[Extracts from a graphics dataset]
# # # #
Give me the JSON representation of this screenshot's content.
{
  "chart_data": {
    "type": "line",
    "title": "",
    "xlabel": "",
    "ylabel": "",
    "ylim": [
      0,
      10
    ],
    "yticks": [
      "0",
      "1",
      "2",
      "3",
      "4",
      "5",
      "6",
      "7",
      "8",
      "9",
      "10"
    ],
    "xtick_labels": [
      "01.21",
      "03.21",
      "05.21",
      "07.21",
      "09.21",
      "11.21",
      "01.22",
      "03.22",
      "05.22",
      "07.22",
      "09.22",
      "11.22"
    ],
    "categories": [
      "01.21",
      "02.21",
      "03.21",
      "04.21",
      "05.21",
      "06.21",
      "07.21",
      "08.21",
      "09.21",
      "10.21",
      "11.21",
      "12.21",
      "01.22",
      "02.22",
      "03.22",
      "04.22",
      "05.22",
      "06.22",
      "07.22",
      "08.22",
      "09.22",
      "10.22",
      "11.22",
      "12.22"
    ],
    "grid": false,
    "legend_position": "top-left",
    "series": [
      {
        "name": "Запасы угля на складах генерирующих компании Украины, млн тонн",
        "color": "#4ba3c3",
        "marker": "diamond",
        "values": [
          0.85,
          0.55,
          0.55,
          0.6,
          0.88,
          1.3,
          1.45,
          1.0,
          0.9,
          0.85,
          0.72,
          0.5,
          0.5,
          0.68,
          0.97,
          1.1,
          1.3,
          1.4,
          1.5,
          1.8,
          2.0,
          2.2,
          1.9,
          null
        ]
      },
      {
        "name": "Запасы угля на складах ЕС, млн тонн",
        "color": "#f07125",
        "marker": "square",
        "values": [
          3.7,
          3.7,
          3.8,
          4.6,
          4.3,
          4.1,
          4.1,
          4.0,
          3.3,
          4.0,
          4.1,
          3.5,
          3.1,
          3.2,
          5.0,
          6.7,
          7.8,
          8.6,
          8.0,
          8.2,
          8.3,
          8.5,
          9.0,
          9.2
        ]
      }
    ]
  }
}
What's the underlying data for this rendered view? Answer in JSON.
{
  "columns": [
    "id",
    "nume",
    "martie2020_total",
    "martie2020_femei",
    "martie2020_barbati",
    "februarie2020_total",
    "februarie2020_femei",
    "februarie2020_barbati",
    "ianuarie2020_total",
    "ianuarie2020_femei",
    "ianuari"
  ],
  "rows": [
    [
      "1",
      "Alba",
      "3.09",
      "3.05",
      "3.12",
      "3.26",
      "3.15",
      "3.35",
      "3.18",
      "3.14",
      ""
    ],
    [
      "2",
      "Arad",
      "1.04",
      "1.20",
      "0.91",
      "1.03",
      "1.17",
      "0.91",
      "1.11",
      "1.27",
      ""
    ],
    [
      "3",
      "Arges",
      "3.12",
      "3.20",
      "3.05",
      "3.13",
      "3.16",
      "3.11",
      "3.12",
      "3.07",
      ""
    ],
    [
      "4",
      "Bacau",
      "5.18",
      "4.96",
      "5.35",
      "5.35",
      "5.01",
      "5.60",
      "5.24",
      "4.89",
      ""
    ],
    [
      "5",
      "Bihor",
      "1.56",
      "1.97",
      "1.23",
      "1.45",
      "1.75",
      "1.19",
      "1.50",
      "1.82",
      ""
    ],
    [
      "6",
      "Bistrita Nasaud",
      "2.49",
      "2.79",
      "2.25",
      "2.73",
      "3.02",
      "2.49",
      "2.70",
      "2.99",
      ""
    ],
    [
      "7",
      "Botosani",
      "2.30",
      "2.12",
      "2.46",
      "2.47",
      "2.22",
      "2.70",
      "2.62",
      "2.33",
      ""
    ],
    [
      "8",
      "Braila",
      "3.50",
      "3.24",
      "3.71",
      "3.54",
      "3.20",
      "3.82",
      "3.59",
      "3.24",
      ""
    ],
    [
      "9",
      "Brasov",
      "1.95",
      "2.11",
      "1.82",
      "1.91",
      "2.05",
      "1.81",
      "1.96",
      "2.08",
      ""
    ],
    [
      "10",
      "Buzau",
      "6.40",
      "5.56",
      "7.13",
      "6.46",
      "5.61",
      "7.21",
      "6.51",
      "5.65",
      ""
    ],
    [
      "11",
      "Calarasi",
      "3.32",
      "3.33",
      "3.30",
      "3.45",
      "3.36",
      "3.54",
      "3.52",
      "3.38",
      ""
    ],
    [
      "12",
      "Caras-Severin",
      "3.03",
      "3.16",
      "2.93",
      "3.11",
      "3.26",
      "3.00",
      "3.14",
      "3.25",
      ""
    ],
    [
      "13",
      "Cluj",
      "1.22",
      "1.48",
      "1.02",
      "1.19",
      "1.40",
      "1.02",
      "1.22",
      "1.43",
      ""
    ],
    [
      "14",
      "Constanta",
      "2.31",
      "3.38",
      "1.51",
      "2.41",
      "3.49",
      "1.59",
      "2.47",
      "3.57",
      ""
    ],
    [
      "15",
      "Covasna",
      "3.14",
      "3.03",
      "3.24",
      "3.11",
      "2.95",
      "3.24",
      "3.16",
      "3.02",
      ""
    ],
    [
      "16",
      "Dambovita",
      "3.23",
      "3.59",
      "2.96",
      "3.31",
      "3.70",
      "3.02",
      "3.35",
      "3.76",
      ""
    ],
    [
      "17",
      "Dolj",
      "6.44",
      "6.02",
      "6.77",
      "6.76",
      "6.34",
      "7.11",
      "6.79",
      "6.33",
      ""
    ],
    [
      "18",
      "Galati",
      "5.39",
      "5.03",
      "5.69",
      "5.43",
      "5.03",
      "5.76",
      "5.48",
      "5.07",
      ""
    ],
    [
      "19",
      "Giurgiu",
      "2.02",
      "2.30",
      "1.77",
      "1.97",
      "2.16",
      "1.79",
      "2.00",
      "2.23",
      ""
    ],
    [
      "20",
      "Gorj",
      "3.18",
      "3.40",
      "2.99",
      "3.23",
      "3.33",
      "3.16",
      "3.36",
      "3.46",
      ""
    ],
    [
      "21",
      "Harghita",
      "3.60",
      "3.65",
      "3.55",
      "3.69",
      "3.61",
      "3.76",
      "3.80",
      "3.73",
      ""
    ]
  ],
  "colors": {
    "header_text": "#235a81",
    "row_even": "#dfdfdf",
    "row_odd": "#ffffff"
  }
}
# # # #
* **Challenge**
Give only the number of lines in the data that hold the string "тонн".

* **Completed exercise**
2